# [Data items]
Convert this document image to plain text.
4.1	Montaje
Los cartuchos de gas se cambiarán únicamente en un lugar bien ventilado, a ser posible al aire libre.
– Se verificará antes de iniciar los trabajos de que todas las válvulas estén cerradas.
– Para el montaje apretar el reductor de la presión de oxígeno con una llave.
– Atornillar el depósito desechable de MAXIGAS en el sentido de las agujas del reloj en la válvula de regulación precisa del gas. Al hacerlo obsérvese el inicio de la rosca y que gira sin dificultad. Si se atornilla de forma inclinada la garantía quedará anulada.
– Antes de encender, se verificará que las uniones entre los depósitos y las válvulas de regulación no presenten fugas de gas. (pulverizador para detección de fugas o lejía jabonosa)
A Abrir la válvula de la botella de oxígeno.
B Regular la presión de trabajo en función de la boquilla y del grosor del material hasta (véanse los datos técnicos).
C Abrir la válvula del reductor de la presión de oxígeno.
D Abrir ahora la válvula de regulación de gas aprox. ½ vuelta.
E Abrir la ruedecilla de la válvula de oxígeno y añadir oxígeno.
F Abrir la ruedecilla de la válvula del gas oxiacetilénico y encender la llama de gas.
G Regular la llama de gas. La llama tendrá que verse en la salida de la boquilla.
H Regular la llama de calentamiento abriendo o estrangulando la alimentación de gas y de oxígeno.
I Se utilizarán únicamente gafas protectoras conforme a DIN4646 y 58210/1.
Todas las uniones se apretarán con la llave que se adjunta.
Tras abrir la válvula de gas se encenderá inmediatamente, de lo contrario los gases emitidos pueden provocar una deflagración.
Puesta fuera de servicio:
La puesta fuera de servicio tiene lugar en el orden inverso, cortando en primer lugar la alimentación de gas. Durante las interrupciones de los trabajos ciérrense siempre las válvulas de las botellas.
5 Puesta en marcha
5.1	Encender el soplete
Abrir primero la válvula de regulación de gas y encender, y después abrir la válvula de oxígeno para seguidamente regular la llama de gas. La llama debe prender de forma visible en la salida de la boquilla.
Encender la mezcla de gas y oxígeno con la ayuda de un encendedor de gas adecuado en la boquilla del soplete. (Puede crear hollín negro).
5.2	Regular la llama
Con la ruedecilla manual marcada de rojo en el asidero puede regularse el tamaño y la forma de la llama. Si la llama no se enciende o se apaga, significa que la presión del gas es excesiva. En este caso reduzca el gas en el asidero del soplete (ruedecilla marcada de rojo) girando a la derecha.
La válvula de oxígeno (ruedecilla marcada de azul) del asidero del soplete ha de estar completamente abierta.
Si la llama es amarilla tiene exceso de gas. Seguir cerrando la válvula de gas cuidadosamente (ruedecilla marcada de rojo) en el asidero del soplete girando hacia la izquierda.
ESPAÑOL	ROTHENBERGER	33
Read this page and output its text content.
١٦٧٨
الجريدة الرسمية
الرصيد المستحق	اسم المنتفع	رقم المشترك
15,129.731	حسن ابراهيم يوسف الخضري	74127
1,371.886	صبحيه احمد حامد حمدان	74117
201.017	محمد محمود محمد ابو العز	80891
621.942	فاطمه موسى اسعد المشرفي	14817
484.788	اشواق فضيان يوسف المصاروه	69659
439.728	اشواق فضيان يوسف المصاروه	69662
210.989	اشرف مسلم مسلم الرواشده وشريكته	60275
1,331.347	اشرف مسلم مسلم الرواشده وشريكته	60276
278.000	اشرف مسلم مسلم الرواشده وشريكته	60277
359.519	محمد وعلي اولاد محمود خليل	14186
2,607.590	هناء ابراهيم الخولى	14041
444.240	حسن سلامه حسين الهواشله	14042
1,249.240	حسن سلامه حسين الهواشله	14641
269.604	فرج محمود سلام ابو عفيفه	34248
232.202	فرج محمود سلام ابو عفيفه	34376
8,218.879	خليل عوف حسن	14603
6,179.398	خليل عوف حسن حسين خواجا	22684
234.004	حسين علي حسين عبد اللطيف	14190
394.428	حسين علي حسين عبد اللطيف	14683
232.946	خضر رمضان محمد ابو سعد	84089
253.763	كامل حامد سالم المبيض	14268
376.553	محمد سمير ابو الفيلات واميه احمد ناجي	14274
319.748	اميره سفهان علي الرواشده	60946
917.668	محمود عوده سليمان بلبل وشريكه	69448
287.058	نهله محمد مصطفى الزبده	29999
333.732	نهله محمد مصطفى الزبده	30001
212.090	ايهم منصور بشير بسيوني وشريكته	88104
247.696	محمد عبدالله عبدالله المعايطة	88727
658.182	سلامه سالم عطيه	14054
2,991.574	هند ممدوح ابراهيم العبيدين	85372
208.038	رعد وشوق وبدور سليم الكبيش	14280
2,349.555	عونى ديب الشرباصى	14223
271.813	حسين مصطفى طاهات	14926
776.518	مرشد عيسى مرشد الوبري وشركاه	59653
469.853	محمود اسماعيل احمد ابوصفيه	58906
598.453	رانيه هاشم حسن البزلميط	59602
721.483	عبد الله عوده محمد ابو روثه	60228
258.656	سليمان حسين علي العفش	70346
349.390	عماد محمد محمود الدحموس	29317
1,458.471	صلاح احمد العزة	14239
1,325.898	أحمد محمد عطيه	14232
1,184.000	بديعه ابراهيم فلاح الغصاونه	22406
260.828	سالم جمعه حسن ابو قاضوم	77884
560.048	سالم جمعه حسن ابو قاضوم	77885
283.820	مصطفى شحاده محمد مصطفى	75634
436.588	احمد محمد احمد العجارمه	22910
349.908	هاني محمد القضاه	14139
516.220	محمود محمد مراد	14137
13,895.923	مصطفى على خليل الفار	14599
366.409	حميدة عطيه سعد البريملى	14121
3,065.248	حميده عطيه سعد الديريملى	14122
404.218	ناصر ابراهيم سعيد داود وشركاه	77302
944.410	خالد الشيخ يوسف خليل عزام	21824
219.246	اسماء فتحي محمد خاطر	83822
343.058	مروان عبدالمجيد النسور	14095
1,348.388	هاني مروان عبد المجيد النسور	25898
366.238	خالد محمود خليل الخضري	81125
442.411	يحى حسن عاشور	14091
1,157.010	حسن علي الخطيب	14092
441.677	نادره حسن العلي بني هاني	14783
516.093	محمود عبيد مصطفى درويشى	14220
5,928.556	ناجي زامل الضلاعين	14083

# [Given instruction]
Please repeat the listing above in full and exactly.

# [In response]
Convert this document image to plain text.
4.1	Montaje
Los cartuchos de gas se cambiarán únicamente en un lugar bien ventilado, a ser posible al aire libre.
– Se verificará antes de iniciar los trabajos de que todas las válvulas estén cerradas.
– Para el montaje apretar el reductor de la presión de oxígeno con una llave.
– Atornillar el depósito desechable de MAXIGAS en el sentido de las agujas del reloj en la válvula de regulación precisa del gas. Al hacerlo obsérvese el inicio de la rosca y que gira sin dificultad. Si se atornilla de forma inclinada la garantía quedará anulada.
– Antes de encender, se verificará que las uniones entre los depósitos y las válvulas de regulación no presenten fugas de gas. (pulverizador para detección de fugas o lejía jabonosa)
A Abrir la válvula de la botella de oxígeno.
B Regular la presión de trabajo en función de la boquilla y del grosor del material hasta (véanse los datos técnicos).
C Abrir la válvula del reductor de la presión de oxígeno.
D Abrir ahora la válvula de regulación de gas aprox. ½ vuelta.
E Abrir la ruedecilla de la válvula de oxígeno y añadir oxígeno.
F Abrir la ruedecilla de la válvula del gas oxiacetilénico y encender la llama de gas.
G Regular la llama de gas. La llama tendrá que verse en la salida de la boquilla.
H Regular la llama de calentamiento abriendo o estrangulando la alimentación de gas y de oxígeno.
I Se utilizarán únicamente gafas protectoras conforme a DIN4646 y 58210/1.
Todas las uniones se apretarán con la llave que se adjunta.
Tras abrir la válvula de gas se encenderá inmediatamente, de lo contrario los gases emitidos pueden provocar una deflagración.
Puesta fuera de servicio:
La puesta fuera de servicio tiene lugar en el orden inverso, cortando en primer lugar la alimentación de gas. Durante las interrupciones de los trabajos ciérrense siempre las válvulas de las botellas.
5 Puesta en marcha
5.1	Encender el soplete
Abrir primero la válvula de regulación de gas y encender, y después abrir la válvula de oxígeno para seguidamente regular la llama de gas. La llama debe prender de forma visible en la salida de la boquilla.
Encender la mezcla de gas y oxígeno con la ayuda de un encendedor de gas adecuado en la boquilla del soplete. (Puede crear hollín negro).
5.2	Regular la llama
Con la ruedecilla manual marcada de rojo en el asidero puede regularse el tamaño y la forma de la llama. Si la llama no se enciende o se apaga, significa que la presión del gas es excesiva. En este caso reduzca el gas en el asidero del soplete (ruedecilla marcada de rojo) girando a la derecha.
La válvula de oxígeno (ruedecilla marcada de azul) del asidero del soplete ha de estar completamente abierta.
Si la llama es amarilla tiene exceso de gas. Seguir cerrando la válvula de gas cuidadosamente (ruedecilla marcada de rojo) en el asidero del soplete girando hacia la izquierda.
ESPAÑOL	ROTHENBERGER	33
Read this page and output its text content.
١٦٧٨
الجريدة الرسمية
الرصيد المستحق	اسم المنتفع	رقم المشترك
15,129.731	حسن ابراهيم يوسف الخضري	74127
1,371.886	صبحيه احمد حامد حمدان	74117
201.017	محمد محمود محمد ابو العز	80891
621.942	فاطمه موسى اسعد المشرفي	14817
484.788	اشواق فضيان يوسف المصاروه	69659
439.728	اشواق فضيان يوسف المصاروه	69662
210.989	اشرف مسلم مسلم الرواشده وشريكته	60275
1,331.347	اشرف مسلم مسلم الرواشده وشريكته	60276
278.000	اشرف مسلم مسلم الرواشده وشريكته	60277
359.519	محمد وعلي اولاد محمود خليل	14186
2,607.590	هناء ابراهيم الخولى	14041
444.240	حسن سلامه حسين الهواشله	14042
1,249.240	حسن سلامه حسين الهواشله	14641
269.604	فرج محمود سلام ابو عفيفه	34248
232.202	فرج محمود سلام ابو عفيفه	34376
8,218.879	خليل عوف حسن	14603
6,179.398	خليل عوف حسن حسين خواجا	22684
234.004	حسين علي حسين عبد اللطيف	14190
394.428	حسين علي حسين عبد اللطيف	14683
232.946	خضر رمضان محمد ابو سعد	84089
253.763	كامل حامد سالم المبيض	14268
376.553	محمد سمير ابو الفيلات واميه احمد ناجي	14274
319.748	اميره سفهان علي الرواشده	60946
917.668	محمود عوده سليمان بلبل وشريكه	69448
287.058	نهله محمد مصطفى الزبده	29999
333.732	نهله محمد مصطفى الزبده	30001
212.090	ايهم منصور بشير بسيوني وشريكته	88104
247.696	محمد عبدالله عبدالله المعايطة	88727
658.182	سلامه سالم عطيه	14054
2,991.574	هند ممدوح ابراهيم العبيدين	85372
208.038	رعد وشوق وبدور سليم الكبيش	14280
2,349.555	عونى ديب الشرباصى	14223
271.813	حسين مصطفى طاهات	14926
776.518	مرشد عيسى مرشد الوبري وشركاه	59653
469.853	محمود اسماعيل احمد ابوصفيه	58906
598.453	رانيه هاشم حسن البزلميط	59602
721.483	عبد الله عوده محمد ابو روثه	60228
258.656	سليمان حسين علي العفش	70346
349.390	عماد محمد محمود الدحموس	29317
1,458.471	صلاح احمد العزة	14239
1,325.898	أحمد محمد عطيه	14232
1,184.000	بديعه ابراهيم فلاح الغصاونه	22406
260.828	سالم جمعه حسن ابو قاضوم	77884
560.048	سالم جمعه حسن ابو قاضوم	77885
283.820	مصطفى شحاده محمد مصطفى	75634
436.588	احمد محمد احمد العجارمه	22910
349.908	هاني محمد القضاه	14139
516.220	محمود محمد مراد	14137
13,895.923	مصطفى على خليل الفار	14599
366.409	حميدة عطيه سعد البريملى	14121
3,065.248	حميده عطيه سعد الديريملى	14122
404.218	ناصر ابراهيم سعيد داود وشركاه	77302
944.410	خالد الشيخ يوسف خليل عزام	21824
219.246	اسماء فتحي محمد خاطر	83822
343.058	مروان عبدالمجيد النسور	14095
1,348.388	هاني مروان عبد المجيد النسور	25898
366.238	خالد محمود خليل الخضري	81125
442.411	يحى حسن عاشور	14091
1,157.010	حسن علي الخطيب	14092
441.677	نادره حسن العلي بني هاني	14783
516.093	محمود عبيد مصطفى درويشى	14220
5,928.556	ناجي زامل الضلاعين	14083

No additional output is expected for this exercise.